[Goal] Report how many lines contain "tiếp"; state the number and nothing else.

## Start The records

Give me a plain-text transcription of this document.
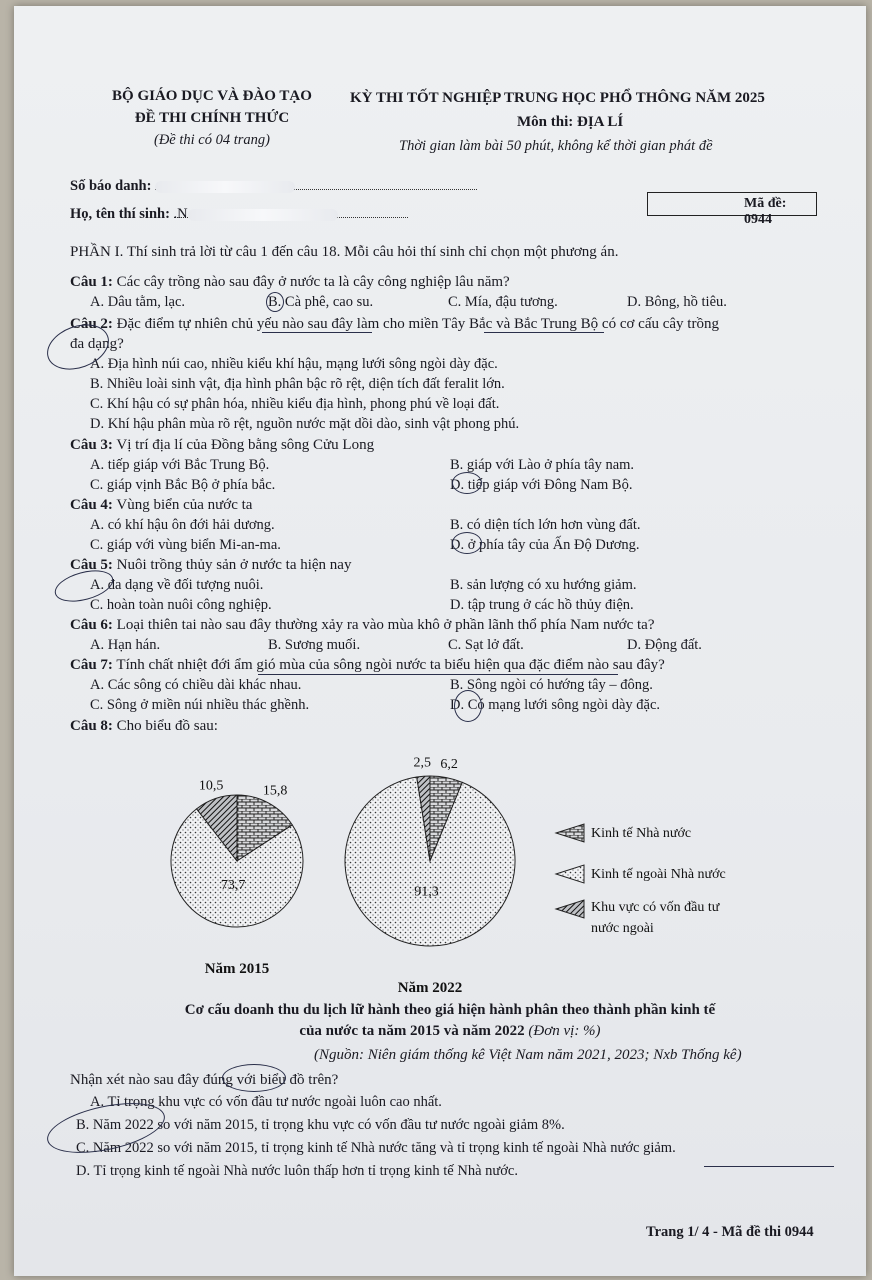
BỘ GIÁO DỤC VÀ ĐÀO TẠO
ĐỀ THI CHÍNH THỨC
(Đề thi có 04 trang)
KỲ THI TỐT NGHIỆP TRUNG HỌC PHỔ THÔNG NĂM 2025
Môn thi: ĐỊA LÍ
Thời gian làm bài 50 phút, không kể thời gian phát đề
Số báo danh:
Họ, tên thí sinh: .N
Mã đề: 0944
PHẦN I. Thí sinh trả lời từ câu 1 đến câu 18. Mỗi câu hỏi thí sinh chỉ chọn một phương án.
Câu 1: Các cây trồng nào sau đây ở nước ta là cây công nghiệp lâu năm?
A. Dâu tằm, lạc.	B. Cà phê, cao su.	C. Mía, đậu tương.	D. Bông, hồ tiêu.
Câu 2: Đặc điểm tự nhiên chủ yếu nào sau đây làm cho miền Tây Bắc và Bắc Trung Bộ có cơ cấu cây trồng
đa dạng?
A. Địa hình núi cao, nhiều kiểu khí hậu, mạng lưới sông ngòi dày đặc.
B. Nhiều loài sinh vật, địa hình phân bậc rõ rệt, diện tích đất feralit lớn.
C. Khí hậu có sự phân hóa, nhiều kiểu địa hình, phong phú về loại đất.
D. Khí hậu phân mùa rõ rệt, nguồn nước mặt dồi dào, sinh vật phong phú.
Câu 3: Vị trí địa lí của Đồng bằng sông Cửu Long
A. tiếp giáp với Bắc Trung Bộ.	B. giáp với Lào ở phía tây nam.
C. giáp vịnh Bắc Bộ ở phía bắc.	D. tiếp giáp với Đông Nam Bộ.
Câu 4: Vùng biển của nước ta
A. có khí hậu ôn đới hải dương.	B. có diện tích lớn hơn vùng đất.
C. giáp với vùng biển Mi-an-ma.	D. ở phía tây của Ấn Độ Dương.
Câu 5: Nuôi trồng thủy sản ở nước ta hiện nay
A. đa dạng về đối tượng nuôi.	B. sản lượng có xu hướng giảm.
C. hoàn toàn nuôi công nghiệp.	D. tập trung ở các hồ thủy điện.
Câu 6: Loại thiên tai nào sau đây thường xảy ra vào mùa khô ở phần lãnh thổ phía Nam nước ta?
A. Hạn hán.	B. Sương muối.	C. Sạt lở đất.	D. Động đất.
Câu 7: Tính chất nhiệt đới ẩm gió mùa của sông ngòi nước ta biểu hiện qua đặc điểm nào sau đây?
A. Các sông có chiều dài khác nhau.	B. Sông ngòi có hướng tây – đông.
C. Sông ở miền núi nhiều thác ghềnh.	D. Có mạng lưới sông ngòi dày đặc.
Câu 8: Cho biểu đồ sau:
15,8
73,7
10,5
Năm 2015
6,2
91,3
2,5
Năm 2022
Kinh tế Nhà nước
Kinh tế ngoài Nhà nước
Khu vực có vốn đầu tư
nước ngoài
Cơ cấu doanh thu du lịch lữ hành theo giá hiện hành phân theo thành phần kinh tế
của nước ta năm 2015 và năm 2022 (Đơn vị: %)
(Nguồn: Niên giám thống kê Việt Nam năm 2021, 2023; Nxb Thống kê)
Nhận xét nào sau đây đúng với biểu đồ trên?
A. Tỉ trọng khu vực có vốn đầu tư nước ngoài luôn cao nhất.
B. Năm 2022 so với năm 2015, tỉ trọng khu vực có vốn đầu tư nước ngoài giảm 8%.
C. Năm 2022 so với năm 2015, tỉ trọng kinh tế Nhà nước tăng và tỉ trọng kinh tế ngoài Nhà nước giảm.
D. Tỉ trọng kinh tế ngoài Nhà nước luôn thấp hơn tỉ trọng kinh tế Nhà nước.
Trang 1/ 4 - Mã đề thi 0944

## End The records

[Task answer] 2